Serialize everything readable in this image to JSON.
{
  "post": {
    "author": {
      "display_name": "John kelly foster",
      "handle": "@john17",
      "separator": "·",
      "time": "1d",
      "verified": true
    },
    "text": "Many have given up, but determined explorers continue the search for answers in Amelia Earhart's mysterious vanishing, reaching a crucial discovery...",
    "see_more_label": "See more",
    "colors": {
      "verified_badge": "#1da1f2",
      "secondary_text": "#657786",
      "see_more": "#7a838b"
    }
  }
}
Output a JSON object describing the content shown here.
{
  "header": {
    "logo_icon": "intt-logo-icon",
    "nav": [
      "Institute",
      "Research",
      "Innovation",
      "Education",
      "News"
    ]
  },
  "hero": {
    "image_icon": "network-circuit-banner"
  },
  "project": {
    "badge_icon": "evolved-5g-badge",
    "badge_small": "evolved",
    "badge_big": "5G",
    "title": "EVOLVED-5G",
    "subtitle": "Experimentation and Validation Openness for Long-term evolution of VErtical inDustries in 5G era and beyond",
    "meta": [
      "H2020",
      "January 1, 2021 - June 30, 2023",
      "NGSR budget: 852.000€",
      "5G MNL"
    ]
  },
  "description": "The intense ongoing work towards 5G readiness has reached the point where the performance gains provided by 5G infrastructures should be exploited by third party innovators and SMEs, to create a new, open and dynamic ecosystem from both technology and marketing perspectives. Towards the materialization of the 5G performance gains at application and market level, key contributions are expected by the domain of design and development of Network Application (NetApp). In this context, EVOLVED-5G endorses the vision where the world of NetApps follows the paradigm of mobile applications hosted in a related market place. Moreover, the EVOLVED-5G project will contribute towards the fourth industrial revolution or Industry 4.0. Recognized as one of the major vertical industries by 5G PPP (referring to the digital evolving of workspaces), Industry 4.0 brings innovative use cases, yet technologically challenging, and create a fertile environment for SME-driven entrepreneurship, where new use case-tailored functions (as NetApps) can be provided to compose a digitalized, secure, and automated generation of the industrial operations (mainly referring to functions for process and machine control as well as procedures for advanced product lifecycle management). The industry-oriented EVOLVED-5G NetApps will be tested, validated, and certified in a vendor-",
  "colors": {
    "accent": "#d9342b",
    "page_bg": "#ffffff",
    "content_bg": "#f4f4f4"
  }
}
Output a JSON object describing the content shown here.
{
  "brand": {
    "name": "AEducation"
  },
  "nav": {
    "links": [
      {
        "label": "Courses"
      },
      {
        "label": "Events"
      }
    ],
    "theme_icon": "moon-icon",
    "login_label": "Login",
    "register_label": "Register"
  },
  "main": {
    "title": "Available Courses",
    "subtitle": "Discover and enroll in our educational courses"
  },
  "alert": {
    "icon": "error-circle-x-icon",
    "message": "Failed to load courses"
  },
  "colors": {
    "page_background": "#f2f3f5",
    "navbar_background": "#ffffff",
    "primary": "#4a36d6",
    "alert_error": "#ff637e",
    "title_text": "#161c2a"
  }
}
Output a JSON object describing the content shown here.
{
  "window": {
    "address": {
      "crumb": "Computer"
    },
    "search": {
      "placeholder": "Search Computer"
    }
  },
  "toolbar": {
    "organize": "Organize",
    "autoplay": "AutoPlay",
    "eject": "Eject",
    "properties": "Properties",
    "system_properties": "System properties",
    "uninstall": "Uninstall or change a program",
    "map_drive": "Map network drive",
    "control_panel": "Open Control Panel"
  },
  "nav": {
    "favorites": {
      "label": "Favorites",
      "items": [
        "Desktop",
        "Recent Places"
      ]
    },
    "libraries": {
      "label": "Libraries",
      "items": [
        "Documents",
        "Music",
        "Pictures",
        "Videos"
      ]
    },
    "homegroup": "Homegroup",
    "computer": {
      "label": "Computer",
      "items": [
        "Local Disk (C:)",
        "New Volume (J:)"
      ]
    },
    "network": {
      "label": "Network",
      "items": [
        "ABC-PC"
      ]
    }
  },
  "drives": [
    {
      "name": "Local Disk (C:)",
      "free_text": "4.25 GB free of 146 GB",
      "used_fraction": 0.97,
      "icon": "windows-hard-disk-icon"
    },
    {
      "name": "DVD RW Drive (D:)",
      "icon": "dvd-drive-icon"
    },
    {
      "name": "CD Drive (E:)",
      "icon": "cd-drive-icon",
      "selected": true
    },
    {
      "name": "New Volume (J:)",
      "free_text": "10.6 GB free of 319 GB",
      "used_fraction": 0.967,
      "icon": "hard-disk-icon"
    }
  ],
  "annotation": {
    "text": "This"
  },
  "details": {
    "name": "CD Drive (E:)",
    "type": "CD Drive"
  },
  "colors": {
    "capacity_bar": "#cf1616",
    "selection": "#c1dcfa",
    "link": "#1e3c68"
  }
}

#####

The records above should be returned exactly.

* [Exercise answer]
Serialize everything readable in this image to JSON.
{
  "post": {
    "author": {
      "display_name": "John kelly foster",
      "handle": "@john17",
      "separator": "·",
      "time": "1d",
      "verified": true
    },
    "text": "Many have given up, but determined explorers continue the search for answers in Amelia Earhart's mysterious vanishing, reaching a crucial discovery...",
    "see_more_label": "See more",
    "colors": {
      "verified_badge": "#1da1f2",
      "secondary_text": "#657786",
      "see_more": "#7a838b"
    }
  }
}
Output a JSON object describing the content shown here.
{
  "header": {
    "logo_icon": "intt-logo-icon",
    "nav": [
      "Institute",
      "Research",
      "Innovation",
      "Education",
      "News"
    ]
  },
  "hero": {
    "image_icon": "network-circuit-banner"
  },
  "project": {
    "badge_icon": "evolved-5g-badge",
    "badge_small": "evolved",
    "badge_big": "5G",
    "title": "EVOLVED-5G",
    "subtitle": "Experimentation and Validation Openness for Long-term evolution of VErtical inDustries in 5G era and beyond",
    "meta": [
      "H2020",
      "January 1, 2021 - June 30, 2023",
      "NGSR budget: 852.000€",
      "5G MNL"
    ]
  },
  "description": "The intense ongoing work towards 5G readiness has reached the point where the performance gains provided by 5G infrastructures should be exploited by third party innovators and SMEs, to create a new, open and dynamic ecosystem from both technology and marketing perspectives. Towards the materialization of the 5G performance gains at application and market level, key contributions are expected by the domain of design and development of Network Application (NetApp). In this context, EVOLVED-5G endorses the vision where the world of NetApps follows the paradigm of mobile applications hosted in a related market place. Moreover, the EVOLVED-5G project will contribute towards the fourth industrial revolution or Industry 4.0. Recognized as one of the major vertical industries by 5G PPP (referring to the digital evolving of workspaces), Industry 4.0 brings innovative use cases, yet technologically challenging, and create a fertile environment for SME-driven entrepreneurship, where new use case-tailored functions (as NetApps) can be provided to compose a digitalized, secure, and automated generation of the industrial operations (mainly referring to functions for process and machine control as well as procedures for advanced product lifecycle management). The industry-oriented EVOLVED-5G NetApps will be tested, validated, and certified in a vendor-",
  "colors": {
    "accent": "#d9342b",
    "page_bg": "#ffffff",
    "content_bg": "#f4f4f4"
  }
}
Output a JSON object describing the content shown here.
{
  "brand": {
    "name": "AEducation"
  },
  "nav": {
    "links": [
      {
        "label": "Courses"
      },
      {
        "label": "Events"
      }
    ],
    "theme_icon": "moon-icon",
    "login_label": "Login",
    "register_label": "Register"
  },
  "main": {
    "title": "Available Courses",
    "subtitle": "Discover and enroll in our educational courses"
  },
  "alert": {
    "icon": "error-circle-x-icon",
    "message": "Failed to load courses"
  },
  "colors": {
    "page_background": "#f2f3f5",
    "navbar_background": "#ffffff",
    "primary": "#4a36d6",
    "alert_error": "#ff637e",
    "title_text": "#161c2a"
  }
}
Output a JSON object describing the content shown here.
{
  "window": {
    "address": {
      "crumb": "Computer"
    },
    "search": {
      "placeholder": "Search Computer"
    }
  },
  "toolbar": {
    "organize": "Organize",
    "autoplay": "AutoPlay",
    "eject": "Eject",
    "properties": "Properties",
    "system_properties": "System properties",
    "uninstall": "Uninstall or change a program",
    "map_drive": "Map network drive",
    "control_panel": "Open Control Panel"
  },
  "nav": {
    "favorites": {
      "label": "Favorites",
      "items": [
        "Desktop",
        "Recent Places"
      ]
    },
    "libraries": {
      "label": "Libraries",
      "items": [
        "Documents",
        "Music",
        "Pictures",
        "Videos"
      ]
    },
    "homegroup": "Homegroup",
    "computer": {
      "label": "Computer",
      "items": [
        "Local Disk (C:)",
        "New Volume (J:)"
      ]
    },
    "network": {
      "label": "Network",
      "items": [
        "ABC-PC"
      ]
    }
  },
  "drives": [
    {
      "name": "Local Disk (C:)",
      "free_text": "4.25 GB free of 146 GB",
      "used_fraction": 0.97,
      "icon": "windows-hard-disk-icon"
    },
    {
      "name": "DVD RW Drive (D:)",
      "icon": "dvd-drive-icon"
    },
    {
      "name": "CD Drive (E:)",
      "icon": "cd-drive-icon",
      "selected": true
    },
    {
      "name": "New Volume (J:)",
      "free_text": "10.6 GB free of 319 GB",
      "used_fraction": 0.967,
      "icon": "hard-disk-icon"
    }
  ],
  "annotation": {
    "text": "This"
  },
  "details": {
    "name": "CD Drive (E:)",
    "type": "CD Drive"
  },
  "colors": {
    "capacity_bar": "#cf1616",
    "selection": "#c1dcfa",
    "link": "#1e3c68"
  }
}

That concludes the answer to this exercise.